═════ Given records ═════

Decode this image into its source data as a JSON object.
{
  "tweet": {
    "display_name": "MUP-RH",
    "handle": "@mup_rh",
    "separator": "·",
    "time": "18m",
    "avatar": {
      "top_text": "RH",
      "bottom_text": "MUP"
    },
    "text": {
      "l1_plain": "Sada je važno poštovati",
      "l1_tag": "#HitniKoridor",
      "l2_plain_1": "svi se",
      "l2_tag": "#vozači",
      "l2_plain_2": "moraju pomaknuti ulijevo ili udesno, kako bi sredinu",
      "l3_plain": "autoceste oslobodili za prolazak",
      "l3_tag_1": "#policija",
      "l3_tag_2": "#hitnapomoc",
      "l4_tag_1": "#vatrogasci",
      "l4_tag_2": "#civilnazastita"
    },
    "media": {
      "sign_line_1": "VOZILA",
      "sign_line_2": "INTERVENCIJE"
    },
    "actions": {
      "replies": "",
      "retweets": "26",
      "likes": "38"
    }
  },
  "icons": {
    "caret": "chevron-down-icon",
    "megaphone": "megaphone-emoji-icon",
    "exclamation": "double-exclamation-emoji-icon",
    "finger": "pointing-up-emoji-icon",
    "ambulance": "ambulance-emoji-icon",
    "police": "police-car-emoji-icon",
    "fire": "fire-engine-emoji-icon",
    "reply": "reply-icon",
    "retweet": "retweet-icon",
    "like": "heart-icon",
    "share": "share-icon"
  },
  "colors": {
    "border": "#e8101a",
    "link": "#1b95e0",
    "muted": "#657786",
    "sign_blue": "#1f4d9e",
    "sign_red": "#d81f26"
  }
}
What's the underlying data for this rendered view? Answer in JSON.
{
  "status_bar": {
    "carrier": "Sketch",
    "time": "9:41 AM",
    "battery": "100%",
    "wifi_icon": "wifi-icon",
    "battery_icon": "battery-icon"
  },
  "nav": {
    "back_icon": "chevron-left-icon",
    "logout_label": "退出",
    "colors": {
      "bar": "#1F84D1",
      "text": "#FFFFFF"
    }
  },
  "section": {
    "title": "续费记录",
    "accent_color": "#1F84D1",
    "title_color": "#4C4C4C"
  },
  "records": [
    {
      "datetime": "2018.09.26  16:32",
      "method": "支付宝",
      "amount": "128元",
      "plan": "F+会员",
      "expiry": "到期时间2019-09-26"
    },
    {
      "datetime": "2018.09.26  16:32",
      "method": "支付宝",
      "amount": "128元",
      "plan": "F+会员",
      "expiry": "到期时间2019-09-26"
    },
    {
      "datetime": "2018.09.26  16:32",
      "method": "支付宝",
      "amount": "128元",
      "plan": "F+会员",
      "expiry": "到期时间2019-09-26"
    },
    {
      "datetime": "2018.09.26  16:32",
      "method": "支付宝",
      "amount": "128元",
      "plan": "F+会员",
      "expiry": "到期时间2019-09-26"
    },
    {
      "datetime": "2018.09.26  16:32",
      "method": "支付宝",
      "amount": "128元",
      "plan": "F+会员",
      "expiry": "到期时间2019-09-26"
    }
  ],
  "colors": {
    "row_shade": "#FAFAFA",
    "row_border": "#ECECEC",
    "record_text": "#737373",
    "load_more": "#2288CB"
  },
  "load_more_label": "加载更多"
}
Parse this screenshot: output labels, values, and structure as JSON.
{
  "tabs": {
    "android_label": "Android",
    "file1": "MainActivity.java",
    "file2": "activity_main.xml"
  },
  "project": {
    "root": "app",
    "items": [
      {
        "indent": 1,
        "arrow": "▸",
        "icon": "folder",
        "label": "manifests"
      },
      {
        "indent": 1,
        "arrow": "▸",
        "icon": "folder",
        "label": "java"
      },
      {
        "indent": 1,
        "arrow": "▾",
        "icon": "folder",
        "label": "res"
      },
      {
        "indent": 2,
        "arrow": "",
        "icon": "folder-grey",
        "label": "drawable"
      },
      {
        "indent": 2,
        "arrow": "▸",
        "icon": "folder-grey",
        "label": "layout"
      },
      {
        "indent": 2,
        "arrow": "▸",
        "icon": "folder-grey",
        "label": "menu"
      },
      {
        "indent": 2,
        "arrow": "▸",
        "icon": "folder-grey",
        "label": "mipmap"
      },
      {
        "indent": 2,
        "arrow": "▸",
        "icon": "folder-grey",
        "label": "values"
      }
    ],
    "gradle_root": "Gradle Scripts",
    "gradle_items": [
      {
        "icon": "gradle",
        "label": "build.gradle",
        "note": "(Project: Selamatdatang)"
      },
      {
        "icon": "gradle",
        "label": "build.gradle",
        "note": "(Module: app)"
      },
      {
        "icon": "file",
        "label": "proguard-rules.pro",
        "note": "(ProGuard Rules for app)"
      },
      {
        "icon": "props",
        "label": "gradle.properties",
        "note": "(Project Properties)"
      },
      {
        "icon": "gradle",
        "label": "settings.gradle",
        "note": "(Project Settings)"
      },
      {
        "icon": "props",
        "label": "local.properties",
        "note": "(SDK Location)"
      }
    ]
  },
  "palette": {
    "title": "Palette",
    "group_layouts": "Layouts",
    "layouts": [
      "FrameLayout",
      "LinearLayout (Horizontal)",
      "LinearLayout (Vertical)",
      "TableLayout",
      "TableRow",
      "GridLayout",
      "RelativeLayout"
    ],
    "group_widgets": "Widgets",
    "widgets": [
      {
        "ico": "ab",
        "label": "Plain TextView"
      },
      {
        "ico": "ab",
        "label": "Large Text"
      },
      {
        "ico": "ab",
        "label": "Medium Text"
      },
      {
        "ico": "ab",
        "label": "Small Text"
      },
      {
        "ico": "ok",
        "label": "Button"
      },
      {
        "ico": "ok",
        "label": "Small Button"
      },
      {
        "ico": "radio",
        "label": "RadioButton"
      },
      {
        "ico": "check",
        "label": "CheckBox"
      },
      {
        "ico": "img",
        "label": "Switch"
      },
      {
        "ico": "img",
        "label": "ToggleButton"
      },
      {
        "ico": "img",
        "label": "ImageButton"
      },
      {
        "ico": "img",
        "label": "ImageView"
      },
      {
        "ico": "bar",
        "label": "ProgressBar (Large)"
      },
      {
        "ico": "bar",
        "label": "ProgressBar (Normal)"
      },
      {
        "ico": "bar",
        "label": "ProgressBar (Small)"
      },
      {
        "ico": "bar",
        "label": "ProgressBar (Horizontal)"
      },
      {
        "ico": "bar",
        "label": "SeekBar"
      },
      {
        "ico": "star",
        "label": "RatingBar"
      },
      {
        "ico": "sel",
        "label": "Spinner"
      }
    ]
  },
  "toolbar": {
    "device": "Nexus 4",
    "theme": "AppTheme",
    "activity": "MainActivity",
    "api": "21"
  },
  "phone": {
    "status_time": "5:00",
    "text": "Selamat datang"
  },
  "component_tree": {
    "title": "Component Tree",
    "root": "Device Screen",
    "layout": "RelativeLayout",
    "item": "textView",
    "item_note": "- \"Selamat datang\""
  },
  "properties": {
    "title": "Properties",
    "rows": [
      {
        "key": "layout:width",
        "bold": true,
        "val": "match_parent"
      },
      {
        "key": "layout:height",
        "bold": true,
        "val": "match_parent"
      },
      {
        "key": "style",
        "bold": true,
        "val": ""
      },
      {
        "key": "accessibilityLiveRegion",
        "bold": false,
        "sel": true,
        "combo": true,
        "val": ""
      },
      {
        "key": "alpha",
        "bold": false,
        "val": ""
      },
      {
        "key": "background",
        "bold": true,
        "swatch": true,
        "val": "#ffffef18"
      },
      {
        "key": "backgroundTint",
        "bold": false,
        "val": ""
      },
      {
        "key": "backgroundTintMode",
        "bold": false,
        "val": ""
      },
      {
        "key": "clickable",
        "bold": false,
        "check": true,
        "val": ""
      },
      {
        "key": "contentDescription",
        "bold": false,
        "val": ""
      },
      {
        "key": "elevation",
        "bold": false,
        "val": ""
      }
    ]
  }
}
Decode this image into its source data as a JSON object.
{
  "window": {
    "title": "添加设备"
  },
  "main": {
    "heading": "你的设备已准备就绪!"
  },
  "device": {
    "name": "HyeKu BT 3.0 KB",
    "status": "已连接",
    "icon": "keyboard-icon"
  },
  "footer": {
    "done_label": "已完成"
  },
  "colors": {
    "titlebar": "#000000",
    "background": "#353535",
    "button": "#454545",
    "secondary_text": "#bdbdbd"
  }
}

═════

## What is being asked
Extract every line containing the string "Small" from the data above.

## Result
        "label": "Small Text"
        "label": "Small Button"
        "label": "ProgressBar (Small)"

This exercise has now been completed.